──────── Dataset records ────────

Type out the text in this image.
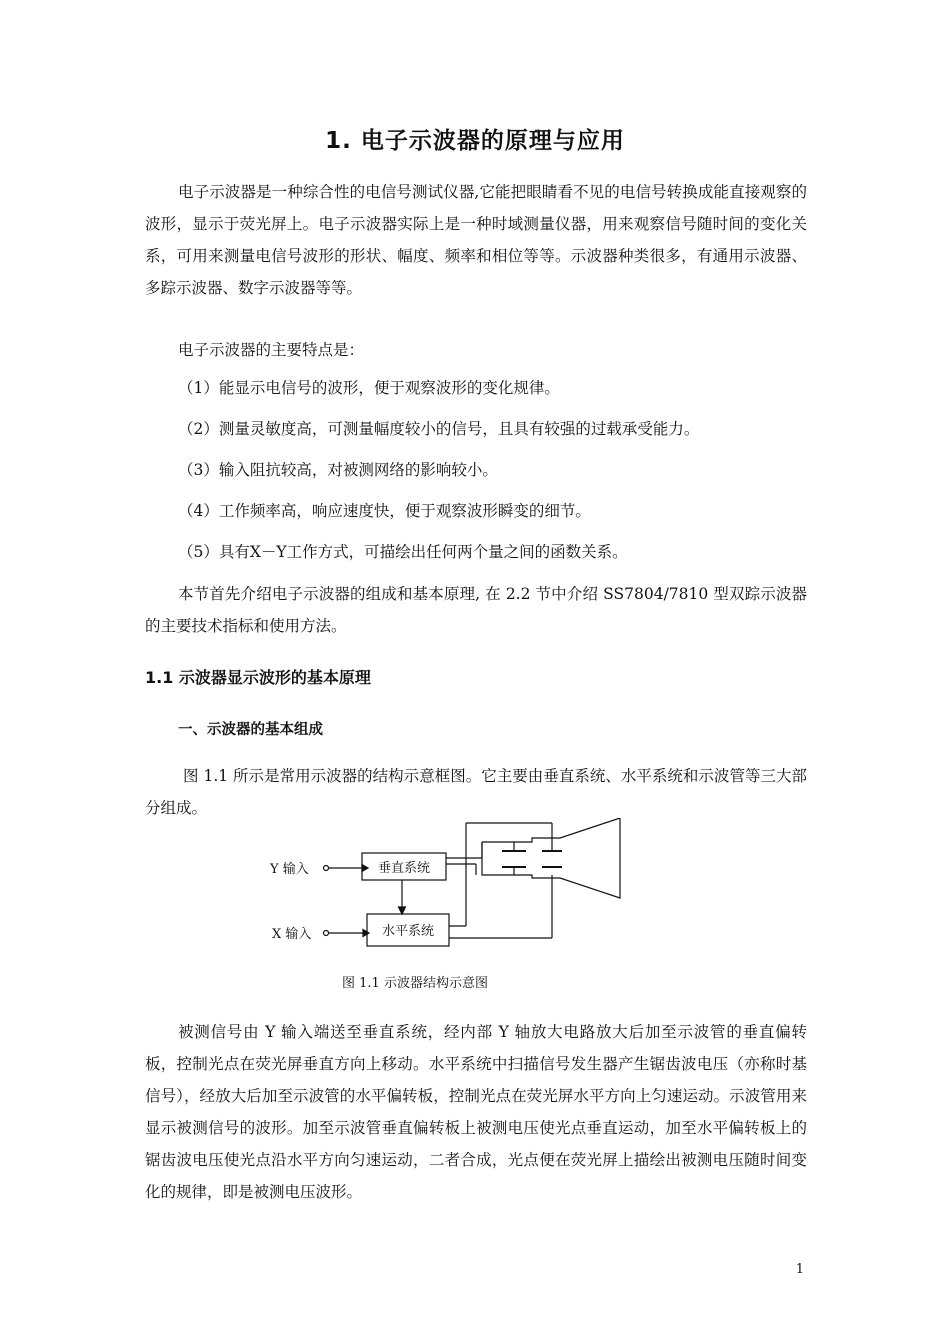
1. 电子示波器的原理与应用

电子示波器是一种综合性的电信号测试仪器,它能把眼睛看不见的电信号转换成能直接观察的波形，显示于荧光屏上。电子示波器实际上是一种时域测量仪器，用来观察信号随时间的变化关系，可用来测量电信号波形的形状、幅度、频率和相位等等。示波器种类很多，有通用示波器、多踪示波器、数字示波器等等。

电子示波器的主要特点是：

（1）能显示电信号的波形，便于观察波形的变化规律。

（2）测量灵敏度高，可测量幅度较小的信号，且具有较强的过载承受能力。

（3）输入阻抗较高，对被测网络的影响较小。

（4）工作频率高，响应速度快，便于观察波形瞬变的细节。

（5）具有X－Y工作方式，可描绘出任何两个量之间的函数关系。

本节首先介绍电子示波器的组成和基本原理, 在 2.2 节中介绍 SS7804/7810 型双踪示波器的主要技术指标和使用方法。

1.1 示波器显示波形的基本原理
一、示波器的基本组成

图 1.1 所示是常用示波器的结构示意框图。它主要由垂直系统、水平系统和示波管等三大部分组成。

Y 输入
X 输入
垂直系统
水平系统
图 1.1 示波器结构示意图

被测信号由 Y 输入端送至垂直系统，经内部 Y 轴放大电路放大后加至示波管的垂直偏转板，控制光点在荧光屏垂直方向上移动。水平系统中扫描信号发生器产生锯齿波电压（亦称时基信号），经放大后加至示波管的水平偏转板，控制光点在荧光屏水平方向上匀速运动。示波管用来显示被测信号的波形。加至示波管垂直偏转板上被测电压使光点垂直运动，加至水平偏转板上的锯齿波电压使光点沿水平方向匀速运动，二者合成，光点便在荧光屏上描绘出被测电压随时间变化的规律，即是被测电压波形。

1
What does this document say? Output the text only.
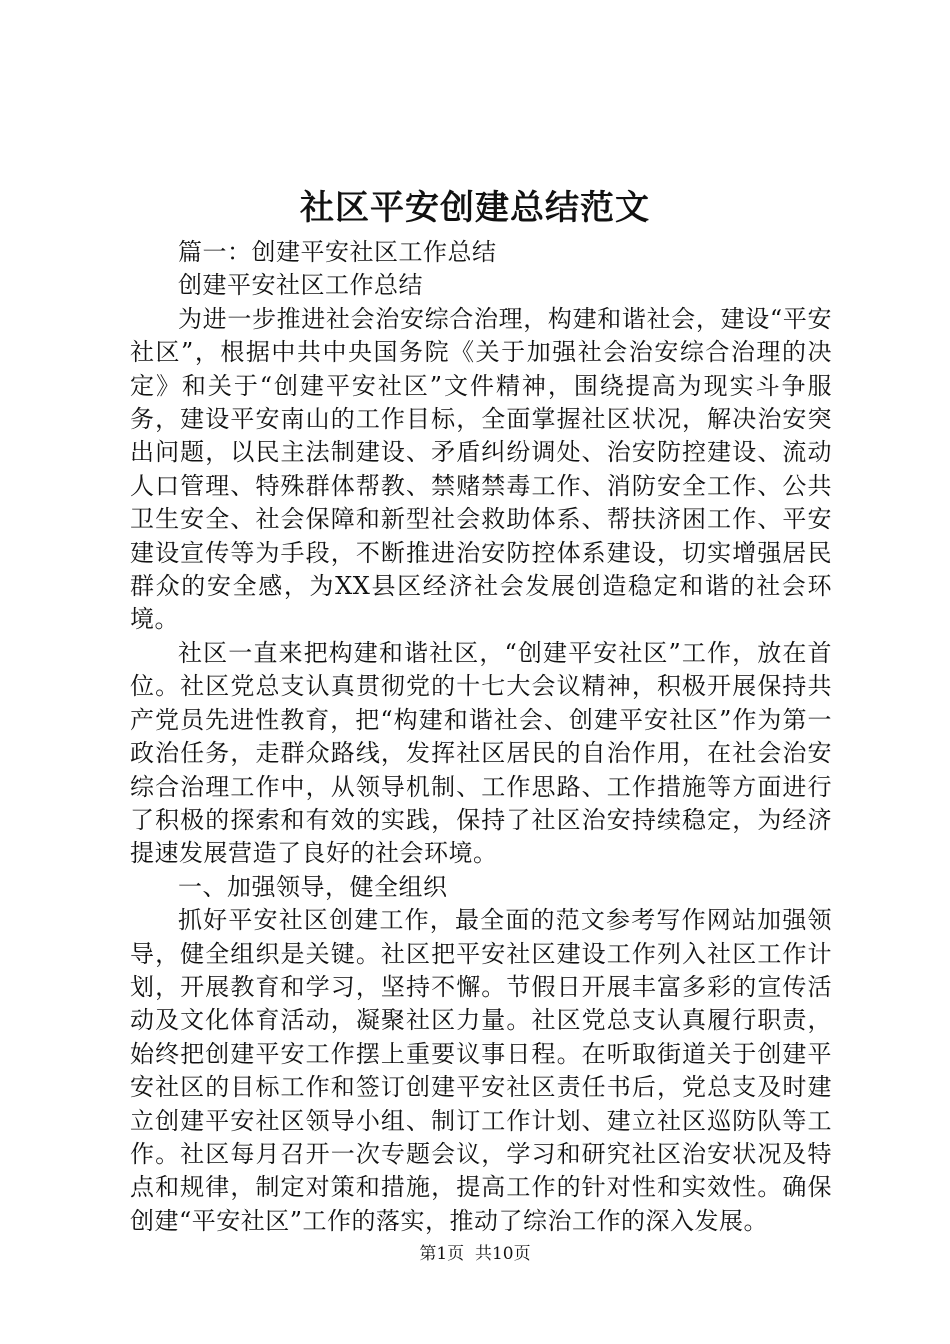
社区平安创建总结范文

篇一：创建平安社区工作总结

创建平安社区工作总结

为进一步推进社会治安综合治理，构建和谐社会，建设“平安社区”，根据中共中央国务院《关于加强社会治安综合治理的决定》和关于“创建平安社区”文件精神，围绕提高为现实斗争服务，建设平安南山的工作目标，全面掌握社区状况，解决治安突出问题，以民主法制建设、矛盾纠纷调处、治安防控建设、流动人口管理、特殊群体帮教、禁赌禁毒工作、消防安全工作、公共卫生安全、社会保障和新型社会救助体系、帮扶济困工作、平安建设宣传等为手段，不断推进治安防控体系建设，切实增强居民群众的安全感，为XX县区经济社会发展创造稳定和谐的社会环境。

社区一直来把构建和谐社区，“创建平安社区”工作，放在首位。社区党总支认真贯彻党的十七大会议精神，积极开展保持共产党员先进性教育，把“构建和谐社会、创建平安社区”作为第一政治任务，走群众路线，发挥社区居民的自治作用，在社会治安综合治理工作中，从领导机制、工作思路、工作措施等方面进行了积极的探索和有效的实践，保持了社区治安持续稳定，为经济提速发展营造了良好的社会环境。

一、加强领导，健全组织

抓好平安社区创建工作，最全面的范文参考写作网站加强领导，健全组织是关键。社区把平安社区建设工作列入社区工作计划，开展教育和学习，坚持不懈。节假日开展丰富多彩的宣传活动及文化体育活动，凝聚社区力量。社区党总支认真履行职责，始终把创建平安工作摆上重要议事日程。在听取街道关于创建平安社区的目标工作和签订创建平安社区责任书后，党总支及时建立创建平安社区领导小组、制订工作计划、建立社区巡防队等工作。社区每月召开一次专题会议，学习和研究社区治安状况及特点和规律，制定对策和措施，提高工作的针对性和实效性。确保创建“平安社区”工作的落实，推动了综治工作的深入发展。

第1页  共10页
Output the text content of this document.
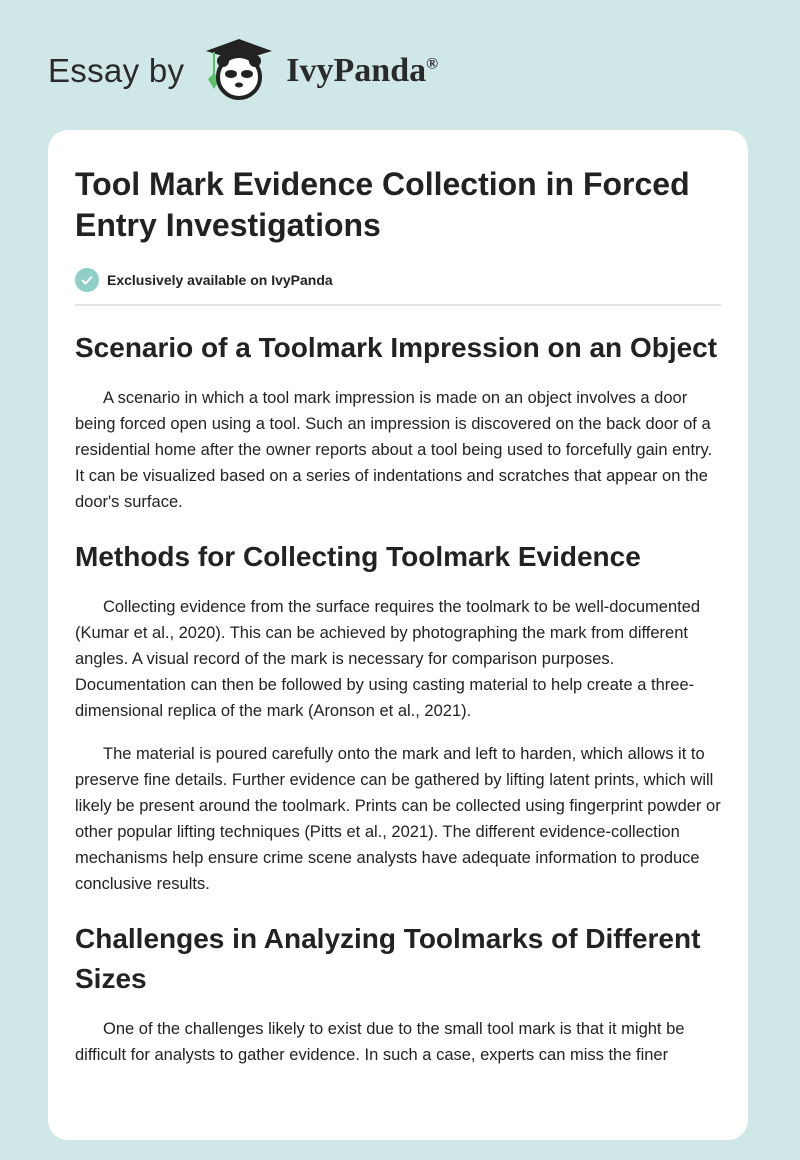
Essay by	IvyPanda®
Tool Mark Evidence Collection in Forced Entry Investigations
Exclusively available on IvyPanda
Scenario of a Toolmark Impression on an Object

A scenario in which a tool mark impression is made on an object involves a door being forced open using a tool. Such an impression is discovered on the back door of a residential home after the owner reports about a tool being used to forcefully gain entry. It can be visualized based on a series of indentations and scratches that appear on the door's surface.

Methods for Collecting Toolmark Evidence

Collecting evidence from the surface requires the toolmark to be well-documented (Kumar et al., 2020). This can be achieved by photographing the mark from different angles. A visual record of the mark is necessary for comparison purposes. Documentation can then be followed by using casting material to help create a three-dimensional replica of the mark (Aronson et al., 2021).

The material is poured carefully onto the mark and left to harden, which allows it to preserve fine details. Further evidence can be gathered by lifting latent prints, which will likely be present around the toolmark. Prints can be collected using fingerprint powder or other popular lifting techniques (Pitts et al., 2021). The different evidence-collection mechanisms help ensure crime scene analysts have adequate information to produce conclusive results.

Challenges in Analyzing Toolmarks of Different Sizes

One of the challenges likely to exist due to the small tool mark is that it might be difficult for analysts to gather evidence. In such a case, experts can miss the finer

────────

Given request:
Without the pictures, output the full listing exactly as it stands.

Result of the exercise:
Type out the text in this image.
1. 电子示波器的原理与应用

电子示波器是一种综合性的电信号测试仪器,它能把眼睛看不见的电信号转换成能直接观察的波形，显示于荧光屏上。电子示波器实际上是一种时域测量仪器，用来观察信号随时间的变化关系，可用来测量电信号波形的形状、幅度、频率和相位等等。示波器种类很多，有通用示波器、多踪示波器、数字示波器等等。

电子示波器的主要特点是：

（1）能显示电信号的波形，便于观察波形的变化规律。

（2）测量灵敏度高，可测量幅度较小的信号，且具有较强的过载承受能力。

（3）输入阻抗较高，对被测网络的影响较小。

（4）工作频率高，响应速度快，便于观察波形瞬变的细节。

（5）具有X－Y工作方式，可描绘出任何两个量之间的函数关系。

本节首先介绍电子示波器的组成和基本原理, 在 2.2 节中介绍 SS7804/7810 型双踪示波器的主要技术指标和使用方法。

1.1 示波器显示波形的基本原理
一、示波器的基本组成

图 1.1 所示是常用示波器的结构示意框图。它主要由垂直系统、水平系统和示波管等三大部分组成。

Y 输入
X 输入
垂直系统
水平系统
图 1.1 示波器结构示意图

被测信号由 Y 输入端送至垂直系统，经内部 Y 轴放大电路放大后加至示波管的垂直偏转板，控制光点在荧光屏垂直方向上移动。水平系统中扫描信号发生器产生锯齿波电压（亦称时基信号），经放大后加至示波管的水平偏转板，控制光点在荧光屏水平方向上匀速运动。示波管用来显示被测信号的波形。加至示波管垂直偏转板上被测电压使光点垂直运动，加至水平偏转板上的锯齿波电压使光点沿水平方向匀速运动，二者合成，光点便在荧光屏上描绘出被测电压随时间变化的规律，即是被测电压波形。

1
What does this document say? Output the text only.
社区平安创建总结范文

篇一：创建平安社区工作总结

创建平安社区工作总结

为进一步推进社会治安综合治理，构建和谐社会，建设“平安社区”，根据中共中央国务院《关于加强社会治安综合治理的决定》和关于“创建平安社区”文件精神，围绕提高为现实斗争服务，建设平安南山的工作目标，全面掌握社区状况，解决治安突出问题，以民主法制建设、矛盾纠纷调处、治安防控建设、流动人口管理、特殊群体帮教、禁赌禁毒工作、消防安全工作、公共卫生安全、社会保障和新型社会救助体系、帮扶济困工作、平安建设宣传等为手段，不断推进治安防控体系建设，切实增强居民群众的安全感，为XX县区经济社会发展创造稳定和谐的社会环境。

社区一直来把构建和谐社区，“创建平安社区”工作，放在首位。社区党总支认真贯彻党的十七大会议精神，积极开展保持共产党员先进性教育，把“构建和谐社会、创建平安社区”作为第一政治任务，走群众路线，发挥社区居民的自治作用，在社会治安综合治理工作中，从领导机制、工作思路、工作措施等方面进行了积极的探索和有效的实践，保持了社区治安持续稳定，为经济提速发展营造了良好的社会环境。

一、加强领导，健全组织

抓好平安社区创建工作，最全面的范文参考写作网站加强领导，健全组织是关键。社区把平安社区建设工作列入社区工作计划，开展教育和学习，坚持不懈。节假日开展丰富多彩的宣传活动及文化体育活动，凝聚社区力量。社区党总支认真履行职责，始终把创建平安工作摆上重要议事日程。在听取街道关于创建平安社区的目标工作和签订创建平安社区责任书后，党总支及时建立创建平安社区领导小组、制订工作计划、建立社区巡防队等工作。社区每月召开一次专题会议，学习和研究社区治安状况及特点和规律，制定对策和措施，提高工作的针对性和实效性。确保创建“平安社区”工作的落实，推动了综治工作的深入发展。

第1页  共10页
Output the text content of this document.
Essay by	IvyPanda®
Tool Mark Evidence Collection in Forced Entry Investigations
Exclusively available on IvyPanda
Scenario of a Toolmark Impression on an Object

A scenario in which a tool mark impression is made on an object involves a door being forced open using a tool. Such an impression is discovered on the back door of a residential home after the owner reports about a tool being used to forcefully gain entry. It can be visualized based on a series of indentations and scratches that appear on the door's surface.

Methods for Collecting Toolmark Evidence

Collecting evidence from the surface requires the toolmark to be well-documented (Kumar et al., 2020). This can be achieved by photographing the mark from different angles. A visual record of the mark is necessary for comparison purposes. Documentation can then be followed by using casting material to help create a three-dimensional replica of the mark (Aronson et al., 2021).

The material is poured carefully onto the mark and left to harden, which allows it to preserve fine details. Further evidence can be gathered by lifting latent prints, which will likely be present around the toolmark. Prints can be collected using fingerprint powder or other popular lifting techniques (Pitts et al., 2021). The different evidence-collection mechanisms help ensure crime scene analysts have adequate information to produce conclusive results.

Challenges in Analyzing Toolmarks of Different Sizes

One of the challenges likely to exist due to the small tool mark is that it might be difficult for analysts to gather evidence. In such a case, experts can miss the finer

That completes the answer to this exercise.